§ EXERCISE OBJECTIVE
Only the number is wanted: count the lines that contain "JSON".

___ EXTRACTED INFORMATION ___

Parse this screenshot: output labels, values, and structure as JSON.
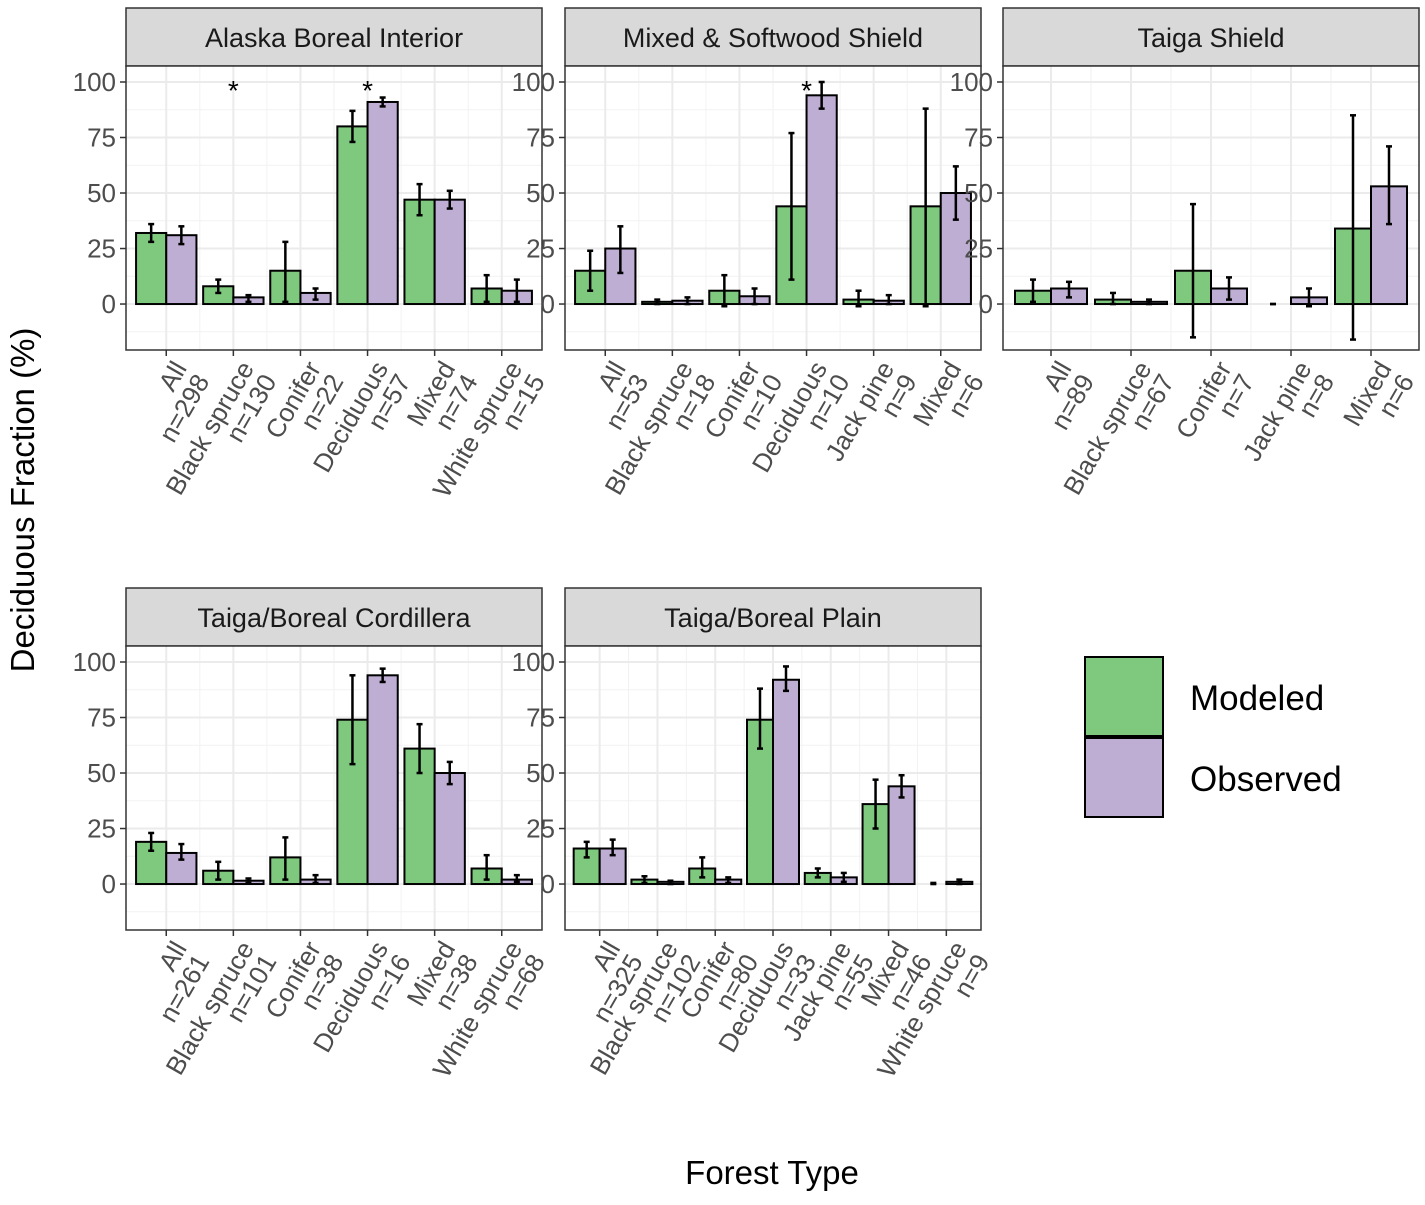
{
  "chart_data": {
    "type": "bar",
    "ylabel": "Deciduous Fraction (%)",
    "xlabel": "Forest Type",
    "ylim": [
      -20.7,
      107.2
    ],
    "yticks": [
      0,
      25,
      50,
      75,
      100
    ],
    "grid": true,
    "legend_placement": "right",
    "colors": {
      "Modeled": "#7FC97F",
      "Observed": "#BEAED4",
      "strip": "#D9D9D9"
    },
    "legend": [
      "Modeled",
      "Observed"
    ],
    "panels": [
      {
        "title": "Alaska Boreal Interior",
        "categories": [
          "All",
          "Black spruce",
          "Conifer",
          "Deciduous",
          "Mixed",
          "White spruce"
        ],
        "n": [
          "n=298",
          "n=130",
          "n=22",
          "n=57",
          "n=74",
          "n=15"
        ],
        "significant": [
          false,
          true,
          false,
          true,
          false,
          false
        ],
        "series": [
          {
            "name": "Modeled",
            "values": [
              32,
              8,
              15,
              80,
              47,
              7
            ],
            "lo": [
              28,
              5,
              1,
              73,
              40,
              1
            ],
            "hi": [
              36,
              11,
              28,
              87,
              54,
              13
            ]
          },
          {
            "name": "Observed",
            "values": [
              31,
              3,
              5,
              91,
              47,
              6
            ],
            "lo": [
              27,
              1,
              2,
              89,
              43,
              1
            ],
            "hi": [
              35,
              4,
              7,
              93,
              51,
              11
            ]
          }
        ]
      },
      {
        "title": "Mixed & Softwood Shield",
        "categories": [
          "All",
          "Black spruce",
          "Conifer",
          "Deciduous",
          "Jack pine",
          "Mixed"
        ],
        "n": [
          "n=53",
          "n=18",
          "n=10",
          "n=10",
          "n=9",
          "n=6"
        ],
        "significant": [
          false,
          false,
          false,
          true,
          false,
          false
        ],
        "series": [
          {
            "name": "Modeled",
            "values": [
              15,
              1,
              6,
              44,
              2,
              44
            ],
            "lo": [
              6,
              0,
              -1,
              11,
              -1,
              -1
            ],
            "hi": [
              24,
              2,
              13,
              77,
              6,
              88
            ]
          },
          {
            "name": "Observed",
            "values": [
              25,
              1.5,
              3.5,
              94,
              1.5,
              50
            ],
            "lo": [
              14,
              0,
              0,
              88,
              0,
              38
            ],
            "hi": [
              35,
              3,
              7,
              100,
              4,
              62
            ]
          }
        ]
      },
      {
        "title": "Taiga Shield",
        "categories": [
          "All",
          "Black spruce",
          "Conifer",
          "Jack pine",
          "Mixed"
        ],
        "n": [
          "n=89",
          "n=67",
          "n=7",
          "n=8",
          "n=6"
        ],
        "significant": [
          false,
          false,
          false,
          false,
          false
        ],
        "series": [
          {
            "name": "Modeled",
            "values": [
              6,
              2,
              15,
              0,
              34
            ],
            "lo": [
              1,
              0,
              -15,
              0,
              -16
            ],
            "hi": [
              11,
              5,
              45,
              0,
              85
            ]
          },
          {
            "name": "Observed",
            "values": [
              7,
              1,
              7,
              3,
              53
            ],
            "lo": [
              3,
              0,
              2,
              -1,
              36
            ],
            "hi": [
              10,
              2,
              12,
              7,
              71
            ]
          }
        ]
      },
      {
        "title": "Taiga/Boreal Cordillera",
        "categories": [
          "All",
          "Black spruce",
          "Conifer",
          "Deciduous",
          "Mixed",
          "White spruce"
        ],
        "n": [
          "n=261",
          "n=101",
          "n=38",
          "n=16",
          "n=38",
          "n=68"
        ],
        "significant": [
          false,
          false,
          false,
          false,
          false,
          false
        ],
        "series": [
          {
            "name": "Modeled",
            "values": [
              19,
              6,
              12,
              74,
              61,
              7
            ],
            "lo": [
              15,
              2,
              2,
              54,
              50,
              2
            ],
            "hi": [
              23,
              10,
              21,
              94,
              72,
              13
            ]
          },
          {
            "name": "Observed",
            "values": [
              14,
              1.5,
              2,
              94,
              50,
              2
            ],
            "lo": [
              11,
              0.5,
              0.5,
              91,
              45,
              1
            ],
            "hi": [
              18,
              2.5,
              4,
              97,
              55,
              4
            ]
          }
        ]
      },
      {
        "title": "Taiga/Boreal Plain",
        "categories": [
          "All",
          "Black spruce",
          "Conifer",
          "Deciduous",
          "Jack pine",
          "Mixed",
          "White spruce"
        ],
        "n": [
          "n=325",
          "n=102",
          "n=80",
          "n=33",
          "n=55",
          "n=46",
          "n=9"
        ],
        "significant": [
          false,
          false,
          false,
          false,
          false,
          false,
          false
        ],
        "series": [
          {
            "name": "Modeled",
            "values": [
              16,
              2,
              7,
              74,
              5,
              36,
              0
            ],
            "lo": [
              12,
              0.5,
              3,
              61,
              3,
              25,
              0
            ],
            "hi": [
              19,
              3.5,
              12,
              88,
              7,
              47,
              0.5
            ]
          },
          {
            "name": "Observed",
            "values": [
              16,
              1,
              2,
              92,
              3,
              44,
              1
            ],
            "lo": [
              13,
              0,
              0.5,
              87,
              1,
              39,
              0
            ],
            "hi": [
              20,
              1.5,
              3,
              98,
              5,
              49,
              2
            ]
          }
        ]
      }
    ]
  }
}
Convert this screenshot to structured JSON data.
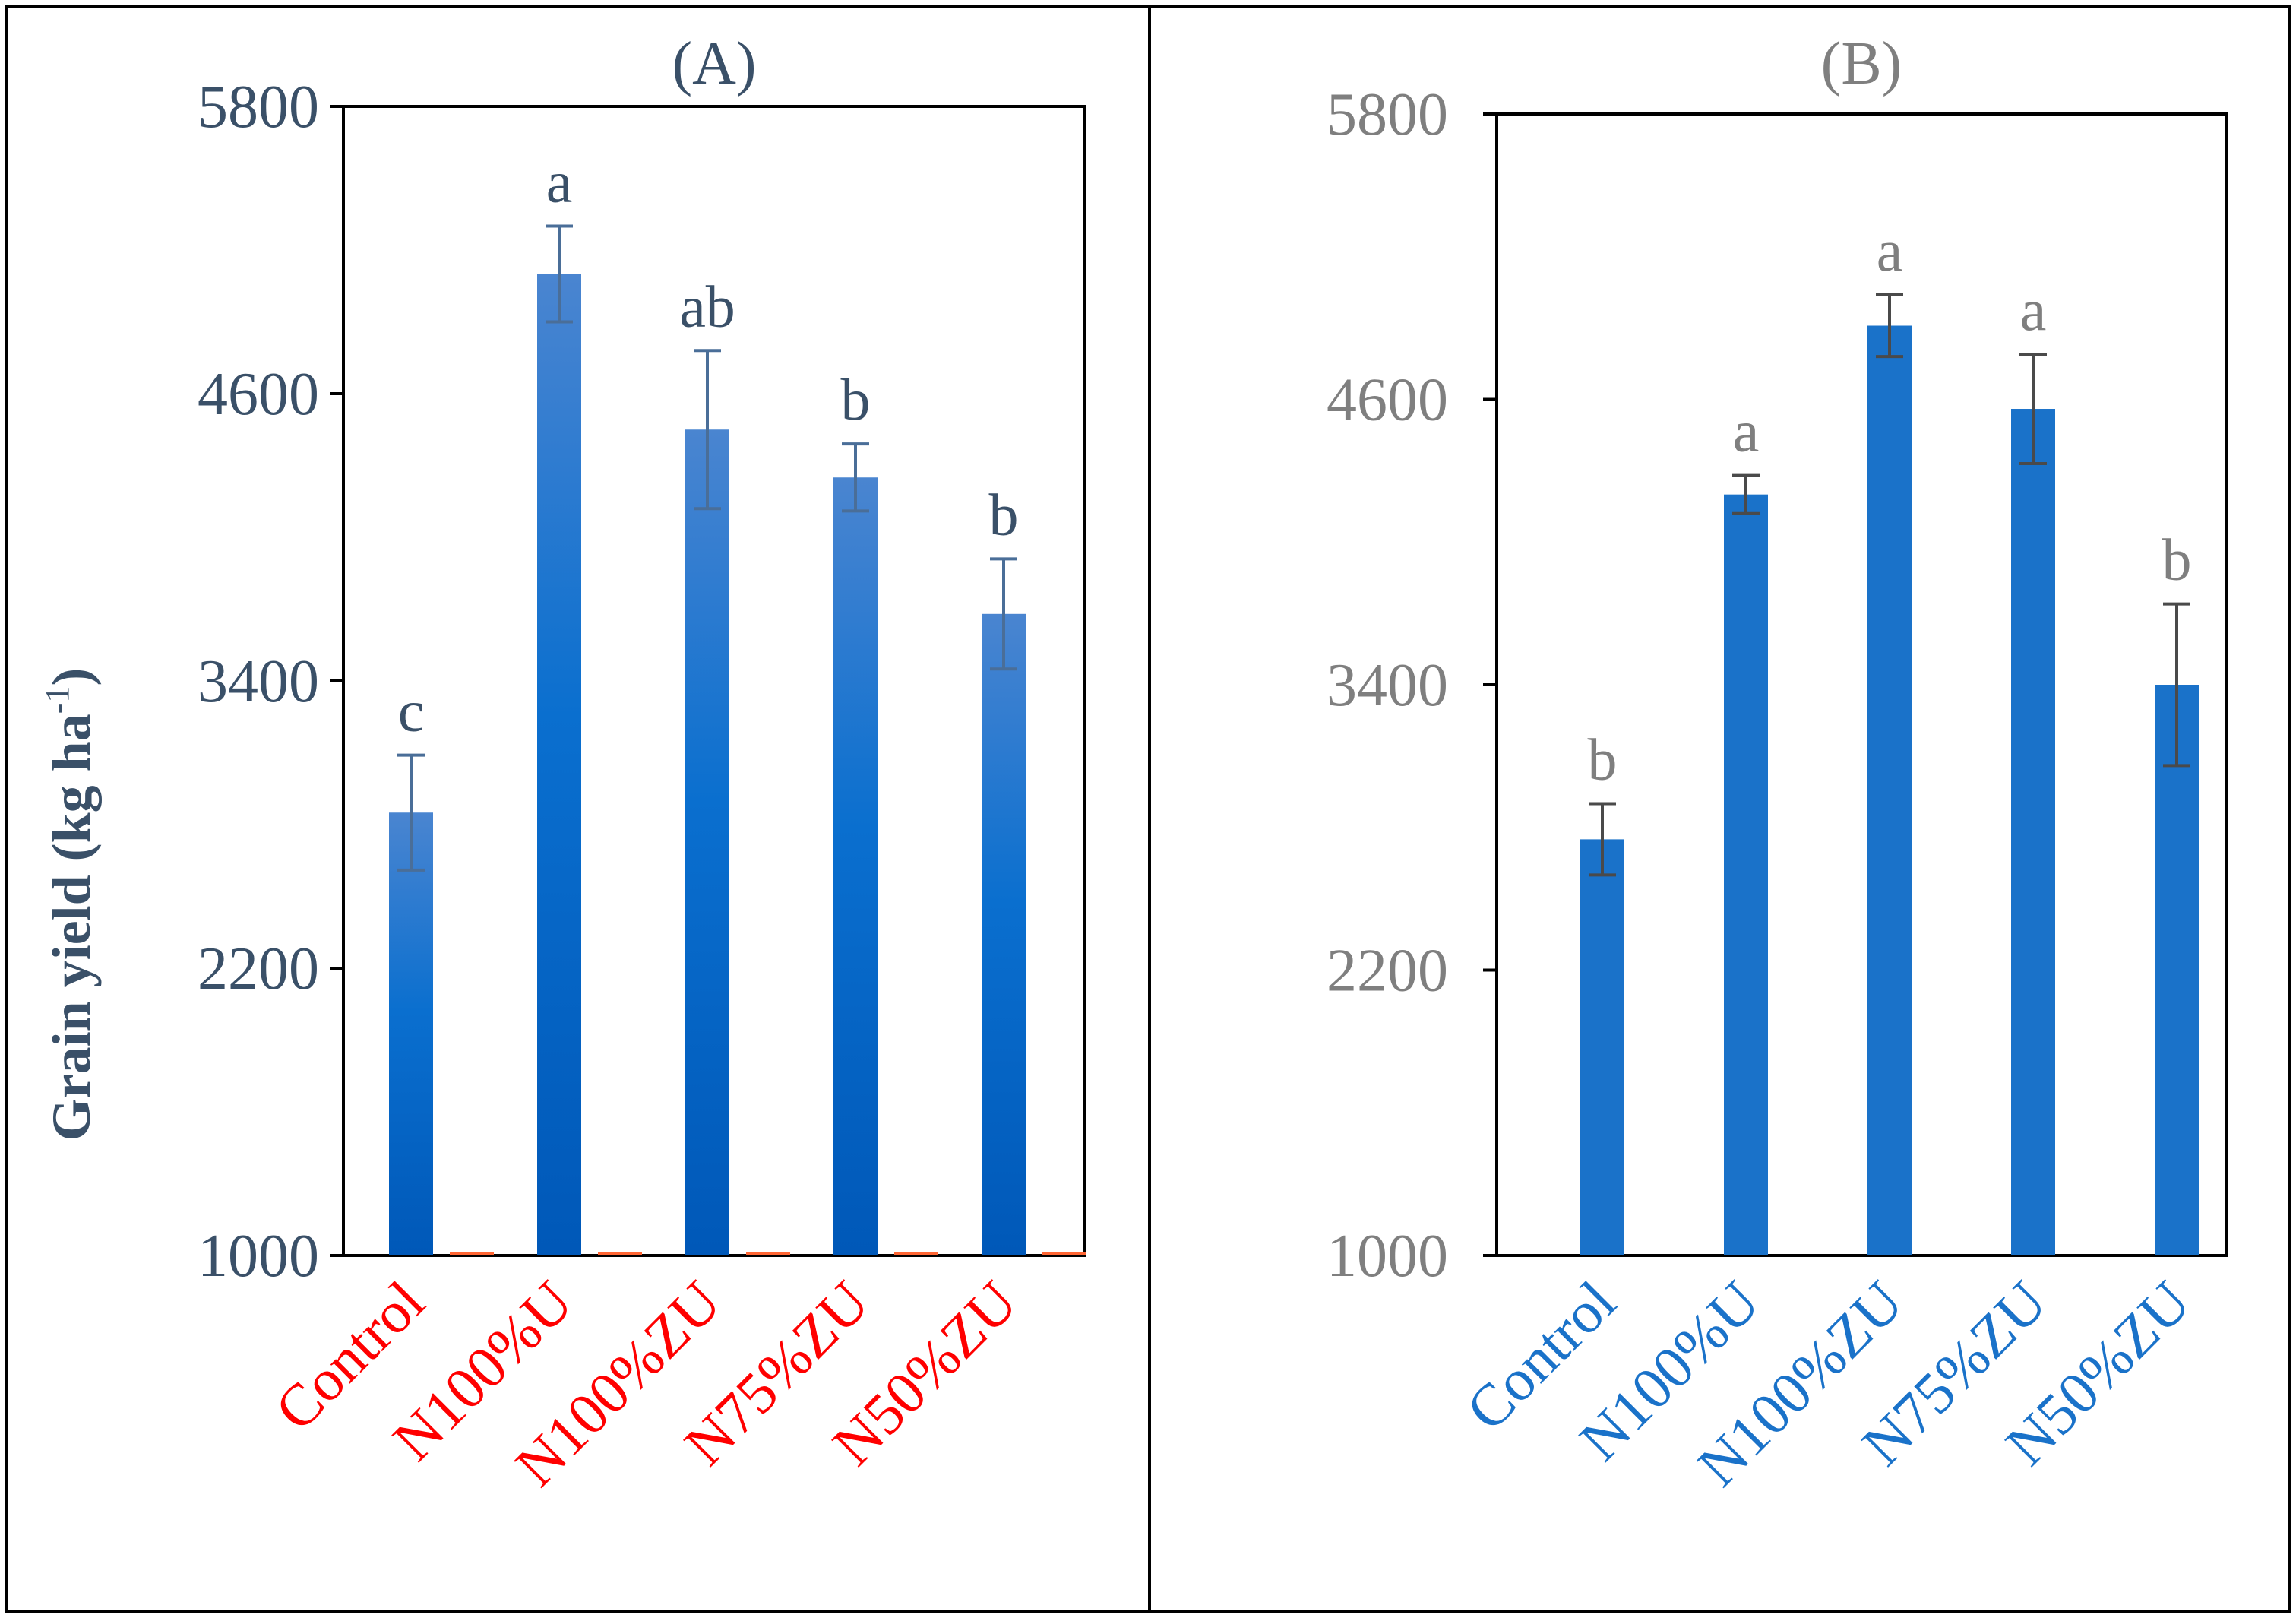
{
  "y_axis_title": "Grain yield (kg  ha",
  "y_axis_title_superscript": "-1",
  "y_axis_title_close": ")",
  "chart_data": [
    {
      "type": "bar",
      "title": "(A)",
      "categories": [
        "Control",
        "N100%U",
        "N100%ZU",
        "N75%ZU",
        "N50%ZU"
      ],
      "values": [
        2850,
        5100,
        4450,
        4250,
        3680
      ],
      "errors": [
        240,
        200,
        330,
        140,
        230
      ],
      "letters": [
        "c",
        "a",
        "ab",
        "b",
        "b"
      ],
      "ylabel": "Grain yield (kg ha-1)",
      "ylim": [
        1000,
        5800
      ],
      "yticks": [
        1000,
        2200,
        3400,
        4600,
        5800
      ],
      "colors": {
        "bar_top": "#4a85d0",
        "bar_mid": "#0a6fcf",
        "bar_bottom": "#0058b8",
        "error": "#4a6e98",
        "axis_text": "#3a5068",
        "category_text": "#ff0000",
        "baseline_marker": "#ff6633"
      }
    },
    {
      "type": "bar",
      "title": "(B)",
      "categories": [
        "Control",
        "N100%U",
        "N100%ZU",
        "N75%ZU",
        "N50%ZU"
      ],
      "values": [
        2750,
        4200,
        4910,
        4560,
        3400
      ],
      "errors": [
        150,
        80,
        130,
        230,
        340
      ],
      "letters": [
        "b",
        "a",
        "a",
        "a",
        "b"
      ],
      "ylabel": "Grain yield (kg ha-1)",
      "ylim": [
        1000,
        5800
      ],
      "yticks": [
        1000,
        2200,
        3400,
        4600,
        5800
      ],
      "colors": {
        "bar": "#1a72c9",
        "error": "#4a4a4a",
        "axis_text": "#7f7f7f",
        "category_text": "#1a72c9"
      }
    }
  ]
}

___

§ EXERCISE ANSWER
2